[Task description] Copy out each of the records below word for word, without changing anything.

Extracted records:
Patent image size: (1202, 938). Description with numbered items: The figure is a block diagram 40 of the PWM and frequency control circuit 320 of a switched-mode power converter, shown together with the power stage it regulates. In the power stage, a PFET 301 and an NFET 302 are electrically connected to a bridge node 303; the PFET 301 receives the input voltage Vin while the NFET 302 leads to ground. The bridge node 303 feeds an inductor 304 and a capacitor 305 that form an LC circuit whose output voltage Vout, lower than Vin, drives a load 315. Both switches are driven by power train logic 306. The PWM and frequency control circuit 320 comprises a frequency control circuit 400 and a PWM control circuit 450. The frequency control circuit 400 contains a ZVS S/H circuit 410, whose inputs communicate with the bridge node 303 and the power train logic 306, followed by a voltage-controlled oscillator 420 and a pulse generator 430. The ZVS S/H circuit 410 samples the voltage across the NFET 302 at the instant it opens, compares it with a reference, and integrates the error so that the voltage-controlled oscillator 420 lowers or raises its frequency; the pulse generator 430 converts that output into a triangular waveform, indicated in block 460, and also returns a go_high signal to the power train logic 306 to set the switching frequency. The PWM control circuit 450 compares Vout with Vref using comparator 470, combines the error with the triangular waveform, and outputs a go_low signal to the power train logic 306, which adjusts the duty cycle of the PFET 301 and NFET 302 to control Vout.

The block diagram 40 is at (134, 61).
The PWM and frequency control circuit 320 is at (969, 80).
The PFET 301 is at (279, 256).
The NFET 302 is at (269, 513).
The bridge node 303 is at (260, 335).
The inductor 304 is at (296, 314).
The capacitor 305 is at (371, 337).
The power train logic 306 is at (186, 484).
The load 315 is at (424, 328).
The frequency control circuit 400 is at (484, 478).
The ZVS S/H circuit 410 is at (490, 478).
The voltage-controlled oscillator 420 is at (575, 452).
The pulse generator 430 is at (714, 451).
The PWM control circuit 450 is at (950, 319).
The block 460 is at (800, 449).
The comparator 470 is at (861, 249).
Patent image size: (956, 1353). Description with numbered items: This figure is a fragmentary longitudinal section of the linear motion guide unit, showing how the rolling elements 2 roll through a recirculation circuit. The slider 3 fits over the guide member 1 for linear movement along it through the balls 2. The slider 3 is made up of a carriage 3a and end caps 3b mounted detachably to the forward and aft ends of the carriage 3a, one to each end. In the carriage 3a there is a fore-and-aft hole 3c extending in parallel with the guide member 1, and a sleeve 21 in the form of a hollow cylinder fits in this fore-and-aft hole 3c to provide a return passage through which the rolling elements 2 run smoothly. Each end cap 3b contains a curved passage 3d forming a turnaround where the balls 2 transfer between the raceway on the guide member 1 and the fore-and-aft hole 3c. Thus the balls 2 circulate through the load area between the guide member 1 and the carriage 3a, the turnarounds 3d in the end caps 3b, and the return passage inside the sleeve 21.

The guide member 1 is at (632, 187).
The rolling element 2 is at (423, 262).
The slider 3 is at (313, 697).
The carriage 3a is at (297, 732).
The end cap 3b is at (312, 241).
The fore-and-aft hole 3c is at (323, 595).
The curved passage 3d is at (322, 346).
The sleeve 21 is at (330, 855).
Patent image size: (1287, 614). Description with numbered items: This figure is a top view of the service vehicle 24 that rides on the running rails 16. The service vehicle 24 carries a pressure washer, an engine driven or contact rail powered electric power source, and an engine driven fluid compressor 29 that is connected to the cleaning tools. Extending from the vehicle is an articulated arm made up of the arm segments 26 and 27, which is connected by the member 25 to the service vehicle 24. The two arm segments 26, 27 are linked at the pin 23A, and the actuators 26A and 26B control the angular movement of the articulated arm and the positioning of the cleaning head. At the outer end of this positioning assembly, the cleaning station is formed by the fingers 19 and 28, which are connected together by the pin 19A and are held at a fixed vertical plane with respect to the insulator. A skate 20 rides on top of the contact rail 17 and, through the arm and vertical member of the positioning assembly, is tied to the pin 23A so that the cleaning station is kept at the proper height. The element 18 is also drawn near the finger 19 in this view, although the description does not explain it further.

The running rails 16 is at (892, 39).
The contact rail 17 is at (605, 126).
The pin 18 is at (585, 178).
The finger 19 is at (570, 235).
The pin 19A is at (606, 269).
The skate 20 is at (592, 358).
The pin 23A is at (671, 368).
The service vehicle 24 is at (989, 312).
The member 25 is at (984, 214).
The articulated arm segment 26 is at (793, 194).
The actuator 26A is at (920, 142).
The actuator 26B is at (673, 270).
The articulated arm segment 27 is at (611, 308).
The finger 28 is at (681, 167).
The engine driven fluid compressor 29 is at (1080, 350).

[Response]
Patent image size: (1202, 938). Description with numbered items: The figure is a block diagram 40 of the PWM and frequency control circuit 320 of a switched-mode power converter, shown together with the power stage it regulates. In the power stage, a PFET 301 and an NFET 302 are electrically connected to a bridge node 303; the PFET 301 receives the input voltage Vin while the NFET 302 leads to ground. The bridge node 303 feeds an inductor 304 and a capacitor 305 that form an LC circuit whose output voltage Vout, lower than Vin, drives a load 315. Both switches are driven by power train logic 306. The PWM and frequency control circuit 320 comprises a frequency control circuit 400 and a PWM control circuit 450. The frequency control circuit 400 contains a ZVS S/H circuit 410, whose inputs communicate with the bridge node 303 and the power train logic 306, followed by a voltage-controlled oscillator 420 and a pulse generator 430. The ZVS S/H circuit 410 samples the voltage across the NFET 302 at the instant it opens, compares it with a reference, and integrates the error so that the voltage-controlled oscillator 420 lowers or raises its frequency; the pulse generator 430 converts that output into a triangular waveform, indicated in block 460, and also returns a go_high signal to the power train logic 306 to set the switching frequency. The PWM control circuit 450 compares Vout with Vref using comparator 470, combines the error with the triangular waveform, and outputs a go_low signal to the power train logic 306, which adjusts the duty cycle of the PFET 301 and NFET 302 to control Vout.

The block diagram 40 is at (134, 61).
The PWM and frequency control circuit 320 is at (969, 80).
The PFET 301 is at (279, 256).
The NFET 302 is at (269, 513).
The bridge node 303 is at (260, 335).
The inductor 304 is at (296, 314).
The capacitor 305 is at (371, 337).
The power train logic 306 is at (186, 484).
The load 315 is at (424, 328).
The frequency control circuit 400 is at (484, 478).
The ZVS S/H circuit 410 is at (490, 478).
The voltage-controlled oscillator 420 is at (575, 452).
The pulse generator 430 is at (714, 451).
The PWM control circuit 450 is at (950, 319).
The block 460 is at (800, 449).
The comparator 470 is at (861, 249).
Patent image size: (956, 1353). Description with numbered items: This figure is a fragmentary longitudinal section of the linear motion guide unit, showing how the rolling elements 2 roll through a recirculation circuit. The slider 3 fits over the guide member 1 for linear movement along it through the balls 2. The slider 3 is made up of a carriage 3a and end caps 3b mounted detachably to the forward and aft ends of the carriage 3a, one to each end. In the carriage 3a there is a fore-and-aft hole 3c extending in parallel with the guide member 1, and a sleeve 21 in the form of a hollow cylinder fits in this fore-and-aft hole 3c to provide a return passage through which the rolling elements 2 run smoothly. Each end cap 3b contains a curved passage 3d forming a turnaround where the balls 2 transfer between the raceway on the guide member 1 and the fore-and-aft hole 3c. Thus the balls 2 circulate through the load area between the guide member 1 and the carriage 3a, the turnarounds 3d in the end caps 3b, and the return passage inside the sleeve 21.

The guide member 1 is at (632, 187).
The rolling element 2 is at (423, 262).
The slider 3 is at (313, 697).
The carriage 3a is at (297, 732).
The end cap 3b is at (312, 241).
The fore-and-aft hole 3c is at (323, 595).
The curved passage 3d is at (322, 346).
The sleeve 21 is at (330, 855).
Patent image size: (1287, 614). Description with numbered items: This figure is a top view of the service vehicle 24 that rides on the running rails 16. The service vehicle 24 carries a pressure washer, an engine driven or contact rail powered electric power source, and an engine driven fluid compressor 29 that is connected to the cleaning tools. Extending from the vehicle is an articulated arm made up of the arm segments 26 and 27, which is connected by the member 25 to the service vehicle 24. The two arm segments 26, 27 are linked at the pin 23A, and the actuators 26A and 26B control the angular movement of the articulated arm and the positioning of the cleaning head. At the outer end of this positioning assembly, the cleaning station is formed by the fingers 19 and 28, which are connected together by the pin 19A and are held at a fixed vertical plane with respect to the insulator. A skate 20 rides on top of the contact rail 17 and, through the arm and vertical member of the positioning assembly, is tied to the pin 23A so that the cleaning station is kept at the proper height. The element 18 is also drawn near the finger 19 in this view, although the description does not explain it further.

The running rails 16 is at (892, 39).
The contact rail 17 is at (605, 126).
The pin 18 is at (585, 178).
The finger 19 is at (570, 235).
The pin 19A is at (606, 269).
The skate 20 is at (592, 358).
The pin 23A is at (671, 368).
The service vehicle 24 is at (989, 312).
The member 25 is at (984, 214).
The articulated arm segment 26 is at (793, 194).
The actuator 26A is at (920, 142).
The actuator 26B is at (673, 270).
The articulated arm segment 27 is at (611, 308).
The finger 28 is at (681, 167).
The engine driven fluid compressor 29 is at (1080, 350).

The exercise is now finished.